▶ _WHAT THIS EXERCISE ASKS_:
(a) In the article on the NFL and the Donald Sterling controversy, how much was the 2009 settlement Sterling agreed to?
(b) Decide whether each statement below agrees with the article on the NFL and the Donald Sterling controversy, answering yes or no and quoting the words of the article that settle it: (i) NFL franchises are losing value. (ii) TMZ published a tape of Sterling's voice. (iii) The lawsuit filed in 2003 ended in a public court verdict.
(c) Pick up the article on the NFL and the Donald Sterling controversy after its last sentence and keep writing it.

▶ _SOURCE_:

NFL should learn from Donald Sterling situation


As NFL franchises continue to acquire more and more value, the pool of potential owners continues to shrink.  But just because someone has earned the money to buy an NFL team, it doesn’t mean they’ve earned the privilege.

That’s an important point for the NFL to keep in mind regarding the inexplicably bizarre and embarrassing controversy currently roaring through the NBA, where L.A. Clippers owner Donald Sterling allegedly was caught on tape making racist comments to his girlfriend.

While it remains impossible to open a window into a person’s soul to see whether the poison of racism resides there, it is possible to screen those whose words and actions suggest that they harbor such beliefs.

Donald Sterling’s words and actions suggest that he does.  And the evidence existed long before TMZ published its tape of his voice.

According to the Los Angeles Times, Sterling agreed in 2009 to a $2.765 million settlement of charges that he discriminated against African-Americans and others at an apartment building he owned.  The Times also reports that a lawsuit filed in 2003 accused Sterling of saying “Hispanics smoke, drink and just hang around the building,” and that “black tenants smell and attract vermin.”  The case was resolved with a confidential settlement, but Sterling reportedly paid $5 million in legal fees to the plaintiffs.

▶ _RECORD EXTRACTS_:
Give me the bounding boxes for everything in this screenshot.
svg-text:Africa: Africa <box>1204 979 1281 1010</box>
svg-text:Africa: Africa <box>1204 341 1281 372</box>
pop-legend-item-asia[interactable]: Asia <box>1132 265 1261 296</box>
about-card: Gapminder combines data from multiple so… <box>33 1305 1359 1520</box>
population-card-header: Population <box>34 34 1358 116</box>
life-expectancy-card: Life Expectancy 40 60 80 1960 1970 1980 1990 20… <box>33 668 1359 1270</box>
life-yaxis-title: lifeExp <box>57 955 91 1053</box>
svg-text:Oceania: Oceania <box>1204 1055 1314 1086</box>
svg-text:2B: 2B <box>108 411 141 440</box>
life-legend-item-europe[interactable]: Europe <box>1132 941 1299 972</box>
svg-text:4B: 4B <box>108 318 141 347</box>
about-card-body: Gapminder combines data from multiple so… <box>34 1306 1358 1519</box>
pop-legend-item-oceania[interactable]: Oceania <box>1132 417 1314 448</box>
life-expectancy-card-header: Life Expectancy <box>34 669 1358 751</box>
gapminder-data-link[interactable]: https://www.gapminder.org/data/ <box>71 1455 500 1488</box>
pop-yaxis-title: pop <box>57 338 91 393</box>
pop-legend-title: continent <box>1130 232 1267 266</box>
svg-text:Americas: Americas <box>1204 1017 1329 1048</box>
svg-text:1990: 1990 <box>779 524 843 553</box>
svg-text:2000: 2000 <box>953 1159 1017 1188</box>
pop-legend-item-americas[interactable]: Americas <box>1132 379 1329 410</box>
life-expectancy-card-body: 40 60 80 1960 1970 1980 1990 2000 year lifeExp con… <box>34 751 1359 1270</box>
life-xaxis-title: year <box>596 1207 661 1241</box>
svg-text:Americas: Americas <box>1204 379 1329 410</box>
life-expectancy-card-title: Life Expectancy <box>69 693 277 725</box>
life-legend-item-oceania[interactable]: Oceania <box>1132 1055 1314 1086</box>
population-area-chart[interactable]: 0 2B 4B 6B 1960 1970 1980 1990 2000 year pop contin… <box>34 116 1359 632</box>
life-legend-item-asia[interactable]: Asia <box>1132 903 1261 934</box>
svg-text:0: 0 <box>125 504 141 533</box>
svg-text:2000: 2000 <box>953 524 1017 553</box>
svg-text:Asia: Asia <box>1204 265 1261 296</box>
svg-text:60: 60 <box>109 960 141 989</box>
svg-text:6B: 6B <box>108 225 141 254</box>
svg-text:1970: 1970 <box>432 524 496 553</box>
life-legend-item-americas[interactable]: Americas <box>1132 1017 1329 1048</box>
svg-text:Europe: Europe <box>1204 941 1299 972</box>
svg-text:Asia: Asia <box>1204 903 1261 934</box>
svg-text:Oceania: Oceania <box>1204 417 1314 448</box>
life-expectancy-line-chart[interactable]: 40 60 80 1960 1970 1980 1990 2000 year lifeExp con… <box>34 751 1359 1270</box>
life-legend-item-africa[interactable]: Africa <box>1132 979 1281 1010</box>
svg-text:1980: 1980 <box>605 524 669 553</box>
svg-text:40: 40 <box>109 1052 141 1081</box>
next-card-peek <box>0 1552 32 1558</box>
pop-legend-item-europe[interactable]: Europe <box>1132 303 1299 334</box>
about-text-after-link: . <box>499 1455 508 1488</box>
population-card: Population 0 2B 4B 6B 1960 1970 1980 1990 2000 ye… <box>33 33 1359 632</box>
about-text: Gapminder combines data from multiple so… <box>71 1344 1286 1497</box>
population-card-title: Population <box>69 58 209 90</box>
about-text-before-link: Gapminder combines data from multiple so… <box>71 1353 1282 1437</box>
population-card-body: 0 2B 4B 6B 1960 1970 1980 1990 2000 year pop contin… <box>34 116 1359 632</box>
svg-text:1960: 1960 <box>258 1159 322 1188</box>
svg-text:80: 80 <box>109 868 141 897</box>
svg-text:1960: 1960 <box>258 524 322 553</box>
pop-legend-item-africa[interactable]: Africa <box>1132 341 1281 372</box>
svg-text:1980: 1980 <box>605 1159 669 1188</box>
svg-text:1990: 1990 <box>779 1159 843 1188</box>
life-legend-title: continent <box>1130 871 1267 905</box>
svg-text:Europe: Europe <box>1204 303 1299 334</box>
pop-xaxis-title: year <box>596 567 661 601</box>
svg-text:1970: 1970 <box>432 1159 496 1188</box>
...
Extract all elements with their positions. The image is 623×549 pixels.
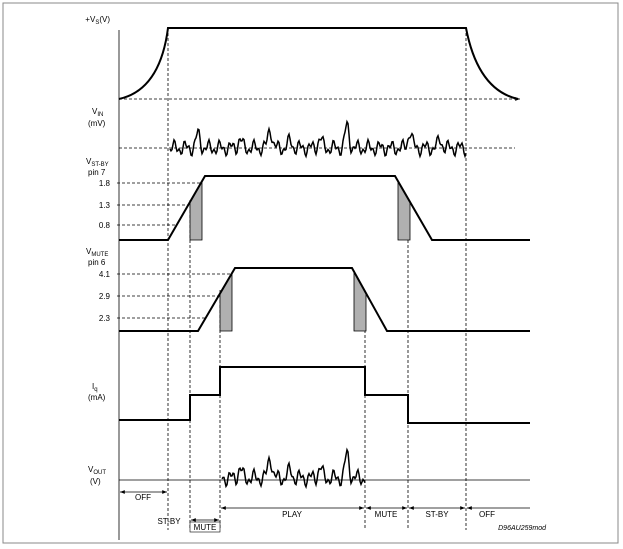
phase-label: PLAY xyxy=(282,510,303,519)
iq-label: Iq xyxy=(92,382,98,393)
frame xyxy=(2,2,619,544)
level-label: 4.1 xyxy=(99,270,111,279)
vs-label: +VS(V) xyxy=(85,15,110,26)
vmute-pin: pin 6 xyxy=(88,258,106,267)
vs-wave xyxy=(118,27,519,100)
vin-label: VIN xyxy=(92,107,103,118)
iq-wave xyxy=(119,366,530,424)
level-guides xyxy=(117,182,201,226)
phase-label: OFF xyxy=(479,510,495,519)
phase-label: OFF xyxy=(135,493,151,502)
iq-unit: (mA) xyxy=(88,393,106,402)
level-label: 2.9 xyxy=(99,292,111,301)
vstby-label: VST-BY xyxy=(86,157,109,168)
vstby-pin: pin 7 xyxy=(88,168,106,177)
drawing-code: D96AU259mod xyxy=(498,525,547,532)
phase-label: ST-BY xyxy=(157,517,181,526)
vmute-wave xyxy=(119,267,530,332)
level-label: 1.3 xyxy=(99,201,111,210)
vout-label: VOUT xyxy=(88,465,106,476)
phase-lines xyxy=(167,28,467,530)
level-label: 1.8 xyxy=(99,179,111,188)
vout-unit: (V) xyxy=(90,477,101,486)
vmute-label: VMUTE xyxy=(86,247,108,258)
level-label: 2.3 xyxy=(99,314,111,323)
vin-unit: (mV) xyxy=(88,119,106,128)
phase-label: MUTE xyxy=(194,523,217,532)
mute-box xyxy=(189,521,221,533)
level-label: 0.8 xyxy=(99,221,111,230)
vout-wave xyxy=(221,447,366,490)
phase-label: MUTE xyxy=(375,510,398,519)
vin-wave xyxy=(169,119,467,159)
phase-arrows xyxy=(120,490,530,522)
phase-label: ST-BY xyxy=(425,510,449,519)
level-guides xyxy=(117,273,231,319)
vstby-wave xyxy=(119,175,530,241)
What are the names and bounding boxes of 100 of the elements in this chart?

▶ _TASK-BY-TASK ANSWERS_:
(a) $2.765 million

(b)
(i) No: "As NFL franchises continue to acquire more and more value"
(ii) Yes: "TMZ published its tape of his voice"
(iii) No: "The case was resolved with a confidential settlement"

(c)
Amazingly, those claims and the settlements of those claims generated little or no publicity or scorn of Sterling.  If an NFL owner were accused of such conduct, the mere allegations would become major national news.  If an NFL owner ever settled a case involving such allegations, the league office undoubtedly would be forced to take decisive action or face strong contentions of the existence of a double standard.

It’s all the more reason for the NFL to treat this occasion as the catalyst for ensuring that its house — specifically, its 32 houses — are in order.  Existing owners should be warned clearly about the potential consequences of such conduct.  Potential owners should be screened even more carefully to determine that they have done or said nothing that would suggest that their hearts are rotten with racism or other qualities that could result in their wealth and power being used to violate the rights of others.

Per a league source, NFL owners already expect Commissioner Roger Goodell to address the situation in some way at the next ownership meetings in May.

It’s often impossible to get to the truth of a person’s attitudes regarding matters of race.  But the Sterling situation underscores the importance of taking all reasonably available steps to ensure that the country’s biggest sports business is doing business with people who have not only the wealth to assume such an important responsibility, but also the character.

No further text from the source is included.